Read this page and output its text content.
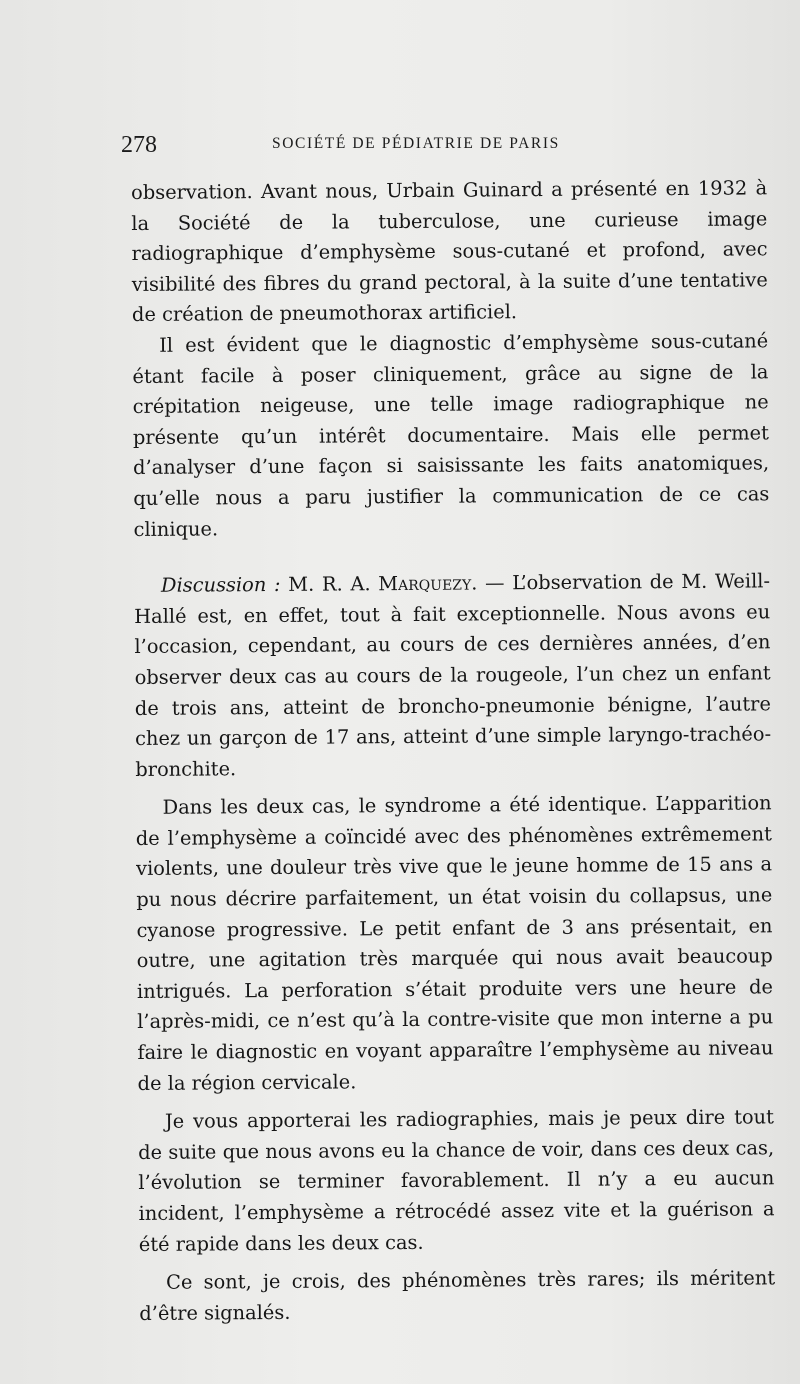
278	SOCIÉTÉ DE PÉDIATRIE DE PARIS

observation. Avant nous, Urbain Guinard a présenté en 1932 à la Société de la tuberculose, une curieuse image radiographique d’emphysème sous-cutané et profond, avec visibilité des fibres du grand pectoral, à la suite d’une tentative de création de pneumothorax artificiel.

Il est évident que le diagnostic d’emphysème sous-cutané étant facile à poser cliniquement, grâce au signe de la crépitation neigeuse, une telle image radiographique ne présente qu’un intérêt documentaire. Mais elle permet d’analyser d’une façon si saisissante les faits anatomiques, qu’elle nous a paru justifier la communication de ce cas clinique.

Discussion : M. R. A. Marquezy. — L’observation de M. Weill-Hallé est, en effet, tout à fait exceptionnelle. Nous avons eu l’occasion, cependant, au cours de ces dernières années, d’en observer deux cas au cours de la rougeole, l’un chez un enfant de trois ans, atteint de broncho-pneumonie bénigne, l’autre chez un garçon de 17 ans, atteint d’une simple laryngo-trachéo-bronchite.

Dans les deux cas, le syndrome a été identique. L’apparition de l’emphysème a coïncidé avec des phénomènes extrêmement violents, une douleur très vive que le jeune homme de 15 ans a pu nous décrire parfaitement, un état voisin du collapsus, une cyanose progressive. Le petit enfant de 3 ans présentait, en outre, une agitation très marquée qui nous avait beaucoup intrigués. La perforation s’était produite vers une heure de l’après-midi, ce n’est qu’à la contre-visite que mon interne a pu faire le diagnostic en voyant apparaître l’emphysème au niveau de la région cervicale.

Je vous apporterai les radiographies, mais je peux dire tout de suite que nous avons eu la chance de voir, dans ces deux cas, l’évolution se terminer favorablement. Il n’y a eu aucun incident, l’emphysème a rétrocédé assez vite et la guérison a été rapide dans les deux cas.

Ce sont, je crois, des phénomènes très rares; ils méritent d’être signalés.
——
### EXERCISE BRIEF
Look through the records and gather each line with the word "avec".

### SOLUTION FOR THIS PROBLEM
observation. Avant nous, Urbain Guinard a présenté en 1932 à la Société de la tuberculose, une curieuse image radiographique d’emphysème sous-cutané et profond, avec visibilité des fibres du grand pectoral, à la suite d’une tentative de création de pneumothorax artificiel.
Dans les deux cas, le syndrome a été identique. L’apparition de l’emphysème a coïncidé avec des phénomènes extrêmement violents, une douleur très vive que le jeune homme de 15 ans a pu nous décrire parfaitement, un état voisin du collapsus, une cyanose progressive. Le petit enfant de 3 ans présentait, en outre, une agitation très marquée qui nous avait beaucoup intrigués. La perforation s’était produite vers une heure de l’après-midi, ce n’est qu’à la contre-visite que mon interne a pu faire le diagnostic en voyant apparaître l’emphysème au niveau de la région cervicale.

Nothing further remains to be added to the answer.